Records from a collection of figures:

* * * * * * *

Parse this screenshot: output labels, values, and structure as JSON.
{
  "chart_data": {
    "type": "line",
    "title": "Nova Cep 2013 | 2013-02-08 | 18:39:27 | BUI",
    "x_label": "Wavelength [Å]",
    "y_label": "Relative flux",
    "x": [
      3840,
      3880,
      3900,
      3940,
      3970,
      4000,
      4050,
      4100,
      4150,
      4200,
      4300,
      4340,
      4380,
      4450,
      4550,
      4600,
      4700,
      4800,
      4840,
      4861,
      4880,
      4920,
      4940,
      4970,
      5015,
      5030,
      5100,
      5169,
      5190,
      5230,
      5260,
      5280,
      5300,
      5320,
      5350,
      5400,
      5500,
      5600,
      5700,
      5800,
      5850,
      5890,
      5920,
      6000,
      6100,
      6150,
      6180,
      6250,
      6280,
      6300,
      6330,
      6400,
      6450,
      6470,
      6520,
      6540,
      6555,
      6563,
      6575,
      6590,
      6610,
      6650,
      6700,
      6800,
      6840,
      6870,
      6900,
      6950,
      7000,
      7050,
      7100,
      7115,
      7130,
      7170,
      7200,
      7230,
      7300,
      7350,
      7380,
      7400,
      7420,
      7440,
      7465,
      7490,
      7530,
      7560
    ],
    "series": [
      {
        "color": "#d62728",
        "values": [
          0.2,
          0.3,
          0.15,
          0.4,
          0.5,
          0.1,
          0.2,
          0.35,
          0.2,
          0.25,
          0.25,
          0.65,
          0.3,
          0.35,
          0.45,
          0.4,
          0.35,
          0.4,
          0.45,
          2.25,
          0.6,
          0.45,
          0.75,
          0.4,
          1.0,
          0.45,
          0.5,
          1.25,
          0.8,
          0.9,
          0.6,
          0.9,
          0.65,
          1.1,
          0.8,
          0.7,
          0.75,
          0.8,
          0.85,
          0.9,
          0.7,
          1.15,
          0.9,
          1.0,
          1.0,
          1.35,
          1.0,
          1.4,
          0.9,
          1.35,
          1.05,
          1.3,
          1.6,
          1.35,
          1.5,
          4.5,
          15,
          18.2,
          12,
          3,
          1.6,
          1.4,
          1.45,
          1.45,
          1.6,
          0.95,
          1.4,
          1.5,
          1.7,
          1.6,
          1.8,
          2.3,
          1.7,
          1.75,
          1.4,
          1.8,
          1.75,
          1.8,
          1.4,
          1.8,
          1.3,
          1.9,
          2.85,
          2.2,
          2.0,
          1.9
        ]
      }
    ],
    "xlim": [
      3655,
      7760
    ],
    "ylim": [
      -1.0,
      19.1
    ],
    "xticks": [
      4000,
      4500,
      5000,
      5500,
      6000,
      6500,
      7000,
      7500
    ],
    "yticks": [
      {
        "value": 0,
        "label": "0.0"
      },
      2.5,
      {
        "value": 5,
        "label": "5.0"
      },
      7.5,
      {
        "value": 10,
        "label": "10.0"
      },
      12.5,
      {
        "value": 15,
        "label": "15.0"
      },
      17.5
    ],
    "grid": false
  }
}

* * * * * * *

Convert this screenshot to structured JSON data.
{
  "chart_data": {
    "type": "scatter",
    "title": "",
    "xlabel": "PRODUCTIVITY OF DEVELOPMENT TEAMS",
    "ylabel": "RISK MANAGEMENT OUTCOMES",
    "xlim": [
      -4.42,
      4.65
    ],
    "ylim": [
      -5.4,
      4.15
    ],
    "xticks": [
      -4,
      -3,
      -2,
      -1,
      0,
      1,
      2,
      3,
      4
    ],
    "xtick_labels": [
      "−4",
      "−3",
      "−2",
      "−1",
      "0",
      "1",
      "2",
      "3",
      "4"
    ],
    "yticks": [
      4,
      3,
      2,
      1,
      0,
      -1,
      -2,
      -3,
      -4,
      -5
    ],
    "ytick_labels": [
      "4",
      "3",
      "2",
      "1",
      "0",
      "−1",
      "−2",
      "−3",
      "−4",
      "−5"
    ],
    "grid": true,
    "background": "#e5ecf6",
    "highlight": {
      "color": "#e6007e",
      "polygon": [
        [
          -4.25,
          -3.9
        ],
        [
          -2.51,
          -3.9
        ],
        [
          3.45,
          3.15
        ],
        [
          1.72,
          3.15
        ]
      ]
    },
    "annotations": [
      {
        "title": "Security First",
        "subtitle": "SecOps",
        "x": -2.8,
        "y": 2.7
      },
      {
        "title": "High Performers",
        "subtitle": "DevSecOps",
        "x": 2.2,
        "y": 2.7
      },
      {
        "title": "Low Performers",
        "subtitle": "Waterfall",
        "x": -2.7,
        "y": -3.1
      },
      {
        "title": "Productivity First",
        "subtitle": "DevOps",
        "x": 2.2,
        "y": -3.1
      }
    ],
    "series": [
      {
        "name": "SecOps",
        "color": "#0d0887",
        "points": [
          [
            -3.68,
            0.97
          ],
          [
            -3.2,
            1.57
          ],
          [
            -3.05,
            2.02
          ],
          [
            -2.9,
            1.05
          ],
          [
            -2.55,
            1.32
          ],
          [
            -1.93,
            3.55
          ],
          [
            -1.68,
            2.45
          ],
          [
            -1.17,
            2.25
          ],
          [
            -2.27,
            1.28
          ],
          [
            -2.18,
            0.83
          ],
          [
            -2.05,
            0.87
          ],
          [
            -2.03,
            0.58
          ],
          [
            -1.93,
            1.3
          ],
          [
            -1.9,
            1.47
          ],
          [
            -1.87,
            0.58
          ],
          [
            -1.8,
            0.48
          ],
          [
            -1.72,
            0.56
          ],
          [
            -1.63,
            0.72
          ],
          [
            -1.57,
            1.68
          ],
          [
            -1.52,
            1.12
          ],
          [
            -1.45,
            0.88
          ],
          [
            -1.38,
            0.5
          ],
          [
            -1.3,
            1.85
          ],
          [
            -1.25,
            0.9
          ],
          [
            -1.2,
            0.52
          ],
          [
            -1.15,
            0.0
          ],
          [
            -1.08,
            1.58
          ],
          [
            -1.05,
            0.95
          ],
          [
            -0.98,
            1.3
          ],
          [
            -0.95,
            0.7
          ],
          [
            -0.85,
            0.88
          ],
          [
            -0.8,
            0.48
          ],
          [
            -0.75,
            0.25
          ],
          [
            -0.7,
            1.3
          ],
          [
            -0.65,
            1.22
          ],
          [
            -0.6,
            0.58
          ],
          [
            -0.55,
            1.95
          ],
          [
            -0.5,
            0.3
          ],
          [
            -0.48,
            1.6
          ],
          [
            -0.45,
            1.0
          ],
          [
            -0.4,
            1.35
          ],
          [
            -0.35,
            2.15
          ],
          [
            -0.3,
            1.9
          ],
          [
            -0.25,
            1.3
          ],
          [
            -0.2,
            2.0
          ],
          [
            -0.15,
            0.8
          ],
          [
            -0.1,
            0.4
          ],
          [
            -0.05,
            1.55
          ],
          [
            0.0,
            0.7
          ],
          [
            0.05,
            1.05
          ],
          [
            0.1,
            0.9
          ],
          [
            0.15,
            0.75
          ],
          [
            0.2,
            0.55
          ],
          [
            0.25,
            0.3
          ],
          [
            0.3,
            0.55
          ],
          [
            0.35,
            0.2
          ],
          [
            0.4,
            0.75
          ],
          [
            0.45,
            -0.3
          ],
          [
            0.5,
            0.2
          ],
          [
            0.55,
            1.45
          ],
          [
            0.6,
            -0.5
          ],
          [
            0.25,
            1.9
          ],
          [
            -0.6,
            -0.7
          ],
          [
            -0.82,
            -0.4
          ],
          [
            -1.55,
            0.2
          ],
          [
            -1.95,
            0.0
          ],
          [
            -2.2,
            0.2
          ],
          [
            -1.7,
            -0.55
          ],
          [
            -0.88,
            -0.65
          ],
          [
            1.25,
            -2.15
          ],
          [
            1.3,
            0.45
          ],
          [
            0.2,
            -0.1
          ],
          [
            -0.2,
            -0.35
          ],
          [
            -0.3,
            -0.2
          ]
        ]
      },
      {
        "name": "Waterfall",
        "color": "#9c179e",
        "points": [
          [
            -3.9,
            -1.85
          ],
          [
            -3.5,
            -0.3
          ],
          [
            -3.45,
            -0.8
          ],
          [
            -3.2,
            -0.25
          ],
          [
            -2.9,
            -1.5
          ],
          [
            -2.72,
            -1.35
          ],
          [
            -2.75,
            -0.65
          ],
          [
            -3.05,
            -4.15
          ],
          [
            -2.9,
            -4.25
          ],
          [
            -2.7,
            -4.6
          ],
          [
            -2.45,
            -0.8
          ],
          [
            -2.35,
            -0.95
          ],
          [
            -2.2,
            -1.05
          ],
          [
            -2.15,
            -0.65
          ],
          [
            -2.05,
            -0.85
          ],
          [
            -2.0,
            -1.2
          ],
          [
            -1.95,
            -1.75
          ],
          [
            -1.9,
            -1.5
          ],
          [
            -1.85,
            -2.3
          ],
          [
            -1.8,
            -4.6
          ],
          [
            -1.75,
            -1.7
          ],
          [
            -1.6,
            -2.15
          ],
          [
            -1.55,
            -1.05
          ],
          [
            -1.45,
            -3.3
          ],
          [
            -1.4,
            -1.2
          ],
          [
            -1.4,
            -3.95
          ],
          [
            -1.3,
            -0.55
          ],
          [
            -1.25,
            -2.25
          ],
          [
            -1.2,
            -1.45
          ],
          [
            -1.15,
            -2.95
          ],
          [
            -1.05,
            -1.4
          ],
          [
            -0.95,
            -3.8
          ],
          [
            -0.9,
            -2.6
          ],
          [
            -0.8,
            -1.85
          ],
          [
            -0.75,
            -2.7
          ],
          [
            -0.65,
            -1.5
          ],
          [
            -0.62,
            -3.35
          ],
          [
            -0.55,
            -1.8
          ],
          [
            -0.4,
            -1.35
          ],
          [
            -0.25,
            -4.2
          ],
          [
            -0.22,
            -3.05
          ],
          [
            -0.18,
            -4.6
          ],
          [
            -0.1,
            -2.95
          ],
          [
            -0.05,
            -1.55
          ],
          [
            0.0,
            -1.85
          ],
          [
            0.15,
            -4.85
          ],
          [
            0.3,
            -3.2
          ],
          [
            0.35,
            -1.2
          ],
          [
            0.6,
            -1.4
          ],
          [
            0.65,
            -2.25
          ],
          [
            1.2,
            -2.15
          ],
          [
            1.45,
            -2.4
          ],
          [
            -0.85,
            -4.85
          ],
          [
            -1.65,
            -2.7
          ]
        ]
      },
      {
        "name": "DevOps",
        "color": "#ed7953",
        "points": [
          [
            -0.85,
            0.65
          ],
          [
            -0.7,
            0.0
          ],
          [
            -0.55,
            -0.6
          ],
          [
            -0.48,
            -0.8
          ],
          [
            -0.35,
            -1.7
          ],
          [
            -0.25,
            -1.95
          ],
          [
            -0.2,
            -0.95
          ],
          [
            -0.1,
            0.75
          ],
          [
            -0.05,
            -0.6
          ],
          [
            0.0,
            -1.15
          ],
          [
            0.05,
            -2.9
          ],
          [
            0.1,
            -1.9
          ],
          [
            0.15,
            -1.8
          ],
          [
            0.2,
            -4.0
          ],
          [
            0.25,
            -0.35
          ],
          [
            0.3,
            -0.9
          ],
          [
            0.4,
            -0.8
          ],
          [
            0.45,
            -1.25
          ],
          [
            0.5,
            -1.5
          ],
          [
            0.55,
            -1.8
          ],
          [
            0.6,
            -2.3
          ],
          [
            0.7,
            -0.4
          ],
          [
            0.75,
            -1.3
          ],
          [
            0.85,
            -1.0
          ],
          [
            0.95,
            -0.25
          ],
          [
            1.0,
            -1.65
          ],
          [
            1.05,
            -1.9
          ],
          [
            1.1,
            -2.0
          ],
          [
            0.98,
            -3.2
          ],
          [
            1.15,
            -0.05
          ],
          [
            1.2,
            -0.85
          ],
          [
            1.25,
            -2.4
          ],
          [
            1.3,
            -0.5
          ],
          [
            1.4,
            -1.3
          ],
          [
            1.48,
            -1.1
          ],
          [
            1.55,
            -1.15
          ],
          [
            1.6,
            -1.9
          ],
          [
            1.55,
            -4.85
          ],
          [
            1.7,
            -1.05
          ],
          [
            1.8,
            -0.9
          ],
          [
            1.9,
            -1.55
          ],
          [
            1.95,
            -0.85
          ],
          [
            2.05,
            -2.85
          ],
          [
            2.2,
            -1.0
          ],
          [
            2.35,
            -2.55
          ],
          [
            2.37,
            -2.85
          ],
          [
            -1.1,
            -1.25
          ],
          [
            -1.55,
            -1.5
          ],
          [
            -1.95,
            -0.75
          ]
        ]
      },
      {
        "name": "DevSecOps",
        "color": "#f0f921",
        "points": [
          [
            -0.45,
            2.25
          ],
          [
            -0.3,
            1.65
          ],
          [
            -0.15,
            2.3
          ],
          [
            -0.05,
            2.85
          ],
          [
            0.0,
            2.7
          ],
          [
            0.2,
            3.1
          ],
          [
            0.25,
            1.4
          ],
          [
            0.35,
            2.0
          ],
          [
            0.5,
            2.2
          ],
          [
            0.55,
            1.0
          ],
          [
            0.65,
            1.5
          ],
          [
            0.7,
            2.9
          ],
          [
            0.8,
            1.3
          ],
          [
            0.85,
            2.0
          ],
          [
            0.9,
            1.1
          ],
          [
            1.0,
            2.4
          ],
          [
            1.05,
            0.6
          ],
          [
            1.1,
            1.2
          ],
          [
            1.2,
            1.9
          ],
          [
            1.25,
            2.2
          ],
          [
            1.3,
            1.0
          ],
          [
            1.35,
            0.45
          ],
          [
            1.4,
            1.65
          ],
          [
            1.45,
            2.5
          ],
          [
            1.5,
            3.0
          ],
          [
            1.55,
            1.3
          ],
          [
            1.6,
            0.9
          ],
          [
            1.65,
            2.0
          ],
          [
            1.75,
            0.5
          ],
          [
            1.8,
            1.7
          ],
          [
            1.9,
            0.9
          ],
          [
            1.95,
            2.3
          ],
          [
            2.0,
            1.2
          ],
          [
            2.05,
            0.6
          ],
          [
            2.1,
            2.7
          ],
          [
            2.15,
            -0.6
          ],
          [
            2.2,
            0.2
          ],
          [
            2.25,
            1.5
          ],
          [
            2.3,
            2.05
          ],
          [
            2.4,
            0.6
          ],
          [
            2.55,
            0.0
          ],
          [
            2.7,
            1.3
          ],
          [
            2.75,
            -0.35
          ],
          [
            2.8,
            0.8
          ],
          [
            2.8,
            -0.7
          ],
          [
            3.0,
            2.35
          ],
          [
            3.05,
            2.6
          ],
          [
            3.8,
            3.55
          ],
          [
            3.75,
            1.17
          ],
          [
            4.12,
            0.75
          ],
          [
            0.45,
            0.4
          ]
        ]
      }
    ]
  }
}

* * * * * * *

Keep only the lines that hold the string "subtitle", and copy them out.

Completed exercise.
        "subtitle": "SecOps",
        "subtitle": "DevSecOps",
        "subtitle": "Waterfall",
        "subtitle": "DevOps",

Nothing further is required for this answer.